▶ Task to complete: Print the data exactly as it is given, please.

▶ Supplied data:
========================================================================
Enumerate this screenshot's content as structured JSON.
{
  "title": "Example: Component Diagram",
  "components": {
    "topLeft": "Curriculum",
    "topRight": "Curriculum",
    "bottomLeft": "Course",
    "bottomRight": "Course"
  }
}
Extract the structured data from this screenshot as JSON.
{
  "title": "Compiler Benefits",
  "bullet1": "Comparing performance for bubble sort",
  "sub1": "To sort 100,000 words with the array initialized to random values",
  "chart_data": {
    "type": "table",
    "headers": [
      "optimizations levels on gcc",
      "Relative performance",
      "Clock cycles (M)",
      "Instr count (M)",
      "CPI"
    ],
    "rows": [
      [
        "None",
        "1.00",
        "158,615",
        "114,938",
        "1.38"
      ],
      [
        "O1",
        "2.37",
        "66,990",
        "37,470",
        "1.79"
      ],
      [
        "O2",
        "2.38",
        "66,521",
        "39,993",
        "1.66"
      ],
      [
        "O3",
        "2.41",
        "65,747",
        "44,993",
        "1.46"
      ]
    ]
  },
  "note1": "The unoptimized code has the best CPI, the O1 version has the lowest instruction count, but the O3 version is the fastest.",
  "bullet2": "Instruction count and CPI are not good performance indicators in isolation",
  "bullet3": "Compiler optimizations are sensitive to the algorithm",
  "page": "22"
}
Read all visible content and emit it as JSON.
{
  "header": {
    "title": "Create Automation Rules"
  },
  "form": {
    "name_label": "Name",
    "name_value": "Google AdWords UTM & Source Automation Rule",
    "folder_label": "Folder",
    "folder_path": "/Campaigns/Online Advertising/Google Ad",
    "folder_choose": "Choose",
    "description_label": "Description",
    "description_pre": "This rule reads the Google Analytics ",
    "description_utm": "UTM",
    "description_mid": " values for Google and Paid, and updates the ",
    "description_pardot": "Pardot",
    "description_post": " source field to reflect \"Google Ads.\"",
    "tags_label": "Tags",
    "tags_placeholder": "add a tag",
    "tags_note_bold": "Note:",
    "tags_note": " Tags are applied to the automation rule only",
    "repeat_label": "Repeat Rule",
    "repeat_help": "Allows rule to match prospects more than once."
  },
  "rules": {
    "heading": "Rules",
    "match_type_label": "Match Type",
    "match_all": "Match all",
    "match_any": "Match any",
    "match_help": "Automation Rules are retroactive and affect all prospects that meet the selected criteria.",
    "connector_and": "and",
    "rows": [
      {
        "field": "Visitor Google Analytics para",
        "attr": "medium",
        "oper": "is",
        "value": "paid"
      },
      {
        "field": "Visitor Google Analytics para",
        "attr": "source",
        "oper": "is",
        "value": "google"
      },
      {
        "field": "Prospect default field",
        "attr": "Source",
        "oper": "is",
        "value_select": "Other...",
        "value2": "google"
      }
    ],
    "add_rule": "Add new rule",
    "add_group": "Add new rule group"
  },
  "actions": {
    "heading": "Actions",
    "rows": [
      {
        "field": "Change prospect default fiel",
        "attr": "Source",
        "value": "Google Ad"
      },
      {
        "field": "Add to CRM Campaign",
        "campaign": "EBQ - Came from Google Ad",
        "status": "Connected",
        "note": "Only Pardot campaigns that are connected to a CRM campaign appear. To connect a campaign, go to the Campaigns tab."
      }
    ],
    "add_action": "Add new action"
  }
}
========================================================================
▶ Problem solution:
Enumerate this screenshot's content as structured JSON.
{
  "title": "Example: Component Diagram",
  "components": {
    "topLeft": "Curriculum",
    "topRight": "Curriculum",
    "bottomLeft": "Course",
    "bottomRight": "Course"
  }
}
Extract the structured data from this screenshot as JSON.
{
  "title": "Compiler Benefits",
  "bullet1": "Comparing performance for bubble sort",
  "sub1": "To sort 100,000 words with the array initialized to random values",
  "chart_data": {
    "type": "table",
    "headers": [
      "optimizations levels on gcc",
      "Relative performance",
      "Clock cycles (M)",
      "Instr count (M)",
      "CPI"
    ],
    "rows": [
      [
        "None",
        "1.00",
        "158,615",
        "114,938",
        "1.38"
      ],
      [
        "O1",
        "2.37",
        "66,990",
        "37,470",
        "1.79"
      ],
      [
        "O2",
        "2.38",
        "66,521",
        "39,993",
        "1.66"
      ],
      [
        "O3",
        "2.41",
        "65,747",
        "44,993",
        "1.46"
      ]
    ]
  },
  "note1": "The unoptimized code has the best CPI, the O1 version has the lowest instruction count, but the O3 version is the fastest.",
  "bullet2": "Instruction count and CPI are not good performance indicators in isolation",
  "bullet3": "Compiler optimizations are sensitive to the algorithm",
  "page": "22"
}
Read all visible content and emit it as JSON.
{
  "header": {
    "title": "Create Automation Rules"
  },
  "form": {
    "name_label": "Name",
    "name_value": "Google AdWords UTM & Source Automation Rule",
    "folder_label": "Folder",
    "folder_path": "/Campaigns/Online Advertising/Google Ad",
    "folder_choose": "Choose",
    "description_label": "Description",
    "description_pre": "This rule reads the Google Analytics ",
    "description_utm": "UTM",
    "description_mid": " values for Google and Paid, and updates the ",
    "description_pardot": "Pardot",
    "description_post": " source field to reflect \"Google Ads.\"",
    "tags_label": "Tags",
    "tags_placeholder": "add a tag",
    "tags_note_bold": "Note:",
    "tags_note": " Tags are applied to the automation rule only",
    "repeat_label": "Repeat Rule",
    "repeat_help": "Allows rule to match prospects more than once."
  },
  "rules": {
    "heading": "Rules",
    "match_type_label": "Match Type",
    "match_all": "Match all",
    "match_any": "Match any",
    "match_help": "Automation Rules are retroactive and affect all prospects that meet the selected criteria.",
    "connector_and": "and",
    "rows": [
      {
        "field": "Visitor Google Analytics para",
        "attr": "medium",
        "oper": "is",
        "value": "paid"
      },
      {
        "field": "Visitor Google Analytics para",
        "attr": "source",
        "oper": "is",
        "value": "google"
      },
      {
        "field": "Prospect default field",
        "attr": "Source",
        "oper": "is",
        "value_select": "Other...",
        "value2": "google"
      }
    ],
    "add_rule": "Add new rule",
    "add_group": "Add new rule group"
  },
  "actions": {
    "heading": "Actions",
    "rows": [
      {
        "field": "Change prospect default fiel",
        "attr": "Source",
        "value": "Google Ad"
      },
      {
        "field": "Add to CRM Campaign",
        "campaign": "EBQ - Came from Google Ad",
        "status": "Connected",
        "note": "Only Pardot campaigns that are connected to a CRM campaign appear. To connect a campaign, go to the Campaigns tab."
      }
    ],
    "add_action": "Add new action"
  }
}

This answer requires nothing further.